# STATED EXERCISE
Write out every line below that includes the word "difference".

# RECORDS FOR PROCESSING
——
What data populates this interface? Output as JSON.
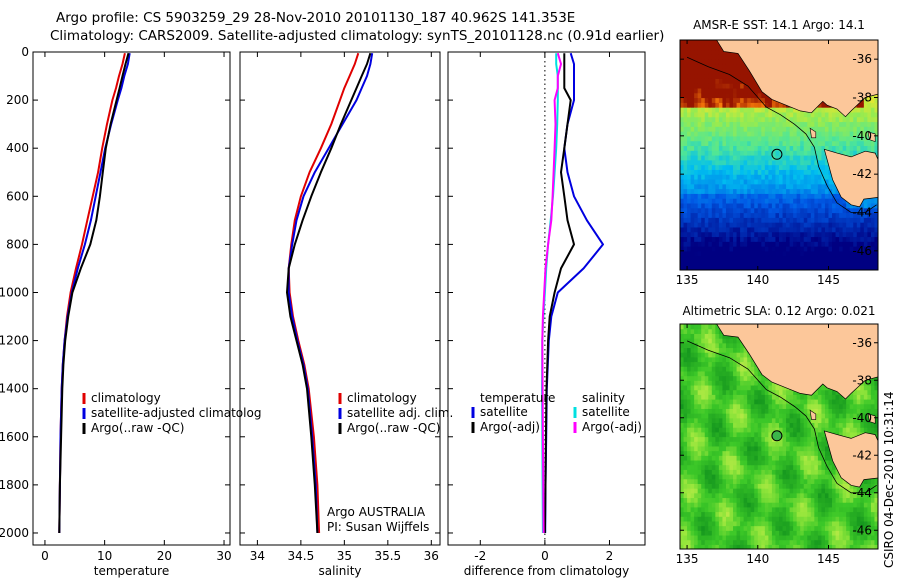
{
  "titles": {
    "line1": "Argo profile: CS 5903259_29 28-Nov-2010 20101130_187 40.962S 141.353E",
    "line2": "Climatology: CARS2009. Satellite-adjusted climatology: synTS_20101128.nc (0.91d earlier)"
  },
  "side_label": "CSIRO 04-Dec-2010 10:31:14",
  "colors": {
    "climatology": "#e00000",
    "satellite": "#0000e0",
    "argo": "#000000",
    "sal_satellite": "#00e0e0",
    "sal_argo": "#ff00ff"
  },
  "chart_data": [
    {
      "type": "line",
      "name": "temperature-profile",
      "xlabel": "temperature",
      "ylabel": "",
      "xlim": [
        -2,
        31
      ],
      "ylim": [
        2050,
        0
      ],
      "xticks": [
        0,
        10,
        20,
        30
      ],
      "yticks": [
        0,
        200,
        400,
        600,
        800,
        1000,
        1200,
        1400,
        1600,
        1800,
        2000
      ],
      "legend": [
        "climatology",
        "satellite-adjusted climatolog",
        "Argo(..raw -QC)"
      ],
      "depth": [
        5,
        50,
        100,
        150,
        200,
        300,
        400,
        500,
        600,
        700,
        800,
        900,
        1000,
        1100,
        1200,
        1300,
        1400,
        1600,
        1800,
        2000
      ],
      "series": [
        {
          "name": "climatology",
          "values": [
            13.4,
            13.0,
            12.4,
            11.9,
            11.3,
            10.4,
            9.6,
            8.9,
            8.0,
            7.1,
            6.2,
            5.2,
            4.3,
            3.7,
            3.3,
            3.0,
            2.8,
            2.6,
            2.5,
            2.4
          ]
        },
        {
          "name": "satellite-adjusted climatolog",
          "values": [
            14.2,
            13.9,
            13.3,
            12.8,
            12.2,
            11.1,
            10.1,
            9.3,
            8.5,
            7.7,
            6.7,
            5.5,
            4.5,
            3.8,
            3.3,
            3.0,
            2.8,
            2.6,
            2.5,
            2.4
          ]
        },
        {
          "name": "Argo(..raw -QC)",
          "values": [
            14.0,
            13.5,
            13.0,
            12.5,
            12.0,
            11.0,
            10.2,
            9.7,
            9.2,
            8.6,
            7.6,
            6.0,
            4.6,
            3.9,
            3.4,
            3.1,
            2.9,
            2.7,
            2.5,
            2.4
          ]
        }
      ]
    },
    {
      "type": "line",
      "name": "salinity-profile",
      "xlabel": "salinity",
      "xlim": [
        33.8,
        36.1
      ],
      "ylim": [
        2050,
        0
      ],
      "xticks": [
        34,
        34.5,
        35,
        35.5,
        36
      ],
      "legend": [
        "climatology",
        "satellite adj. clim.",
        "Argo(..raw -QC)"
      ],
      "annotation": [
        "Argo AUSTRALIA",
        "PI: Susan Wijffels"
      ],
      "depth": [
        5,
        50,
        100,
        150,
        200,
        300,
        400,
        500,
        600,
        700,
        800,
        900,
        1000,
        1100,
        1200,
        1300,
        1400,
        1600,
        1800,
        2000
      ],
      "series": [
        {
          "name": "climatology",
          "values": [
            35.16,
            35.12,
            35.06,
            35.0,
            34.95,
            34.85,
            34.73,
            34.6,
            34.5,
            34.43,
            34.39,
            34.36,
            34.37,
            34.41,
            34.47,
            34.54,
            34.59,
            34.65,
            34.69,
            34.71
          ]
        },
        {
          "name": "satellite adj. clim.",
          "values": [
            35.32,
            35.3,
            35.26,
            35.2,
            35.14,
            34.98,
            34.82,
            34.66,
            34.53,
            34.45,
            34.4,
            34.36,
            34.36,
            34.4,
            34.46,
            34.53,
            34.58,
            34.63,
            34.67,
            34.69
          ]
        },
        {
          "name": "Argo(..raw -QC)",
          "values": [
            35.3,
            35.26,
            35.2,
            35.14,
            35.08,
            34.96,
            34.85,
            34.73,
            34.62,
            34.52,
            34.43,
            34.36,
            34.34,
            34.38,
            34.45,
            34.52,
            34.57,
            34.62,
            34.66,
            34.69
          ]
        }
      ]
    },
    {
      "type": "line",
      "name": "difference-profile",
      "xlabel": "difference from climatology",
      "xlim": [
        -3,
        3.1
      ],
      "ylim": [
        2050,
        0
      ],
      "xticks": [
        -2,
        0,
        2
      ],
      "legend_headers": [
        "temperature",
        "salinity"
      ],
      "legend": [
        "satellite",
        "Argo(-adj)",
        "satellite",
        "Argo(-adj)"
      ],
      "depth": [
        5,
        50,
        100,
        150,
        200,
        300,
        400,
        500,
        600,
        700,
        800,
        900,
        1000,
        1100,
        1200,
        1400,
        1600,
        1800,
        2000
      ],
      "series": [
        {
          "name": "temperature satellite",
          "values": [
            0.8,
            0.9,
            0.9,
            0.9,
            0.9,
            0.7,
            0.6,
            0.7,
            0.9,
            1.3,
            1.8,
            1.2,
            0.4,
            0.2,
            0.12,
            0.06,
            0.04,
            0.02,
            0.01
          ]
        },
        {
          "name": "temperature Argo(-adj)",
          "values": [
            0.6,
            0.6,
            0.6,
            0.6,
            0.8,
            0.7,
            0.6,
            0.5,
            0.6,
            0.7,
            0.9,
            0.5,
            0.3,
            0.15,
            0.1,
            0.05,
            0.03,
            0.02,
            0.0
          ]
        },
        {
          "name": "salinity satellite",
          "values": [
            0.35,
            0.35,
            0.4,
            0.4,
            0.4,
            0.38,
            0.35,
            0.3,
            0.25,
            0.18,
            0.1,
            0.04,
            0.0,
            -0.05,
            -0.08,
            -0.09,
            -0.08,
            -0.07,
            -0.06
          ]
        },
        {
          "name": "salinity Argo(-adj)",
          "values": [
            0.4,
            0.5,
            0.4,
            0.4,
            0.3,
            0.33,
            0.3,
            0.27,
            0.24,
            0.2,
            0.1,
            0.02,
            -0.02,
            -0.06,
            -0.08,
            -0.07,
            -0.06,
            -0.05,
            -0.04
          ]
        }
      ]
    },
    {
      "type": "heatmap",
      "name": "sst-map",
      "title": "AMSR-E SST: 14.1 Argo: 14.1",
      "xlim": [
        134.5,
        148.5
      ],
      "ylim": [
        -47,
        -35
      ],
      "xticks": [
        135,
        140,
        145
      ],
      "yticks": [
        -36,
        -38,
        -40,
        -42,
        -44,
        -46
      ],
      "profile_location": {
        "lon": 141.353,
        "lat": -40.962
      }
    },
    {
      "type": "heatmap",
      "name": "sla-map",
      "title": "Altimetric SLA: 0.12 Argo: 0.021",
      "xlim": [
        134.5,
        148.5
      ],
      "ylim": [
        -47,
        -35
      ],
      "xticks": [
        135,
        140,
        145
      ],
      "yticks": [
        -36,
        -38,
        -40,
        -42,
        -44,
        -46
      ],
      "profile_location": {
        "lon": 141.353,
        "lat": -40.962
      }
    }
  ]
}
——
# THE OUTPUT
      "name": "difference-profile",
      "xlabel": "difference from climatology",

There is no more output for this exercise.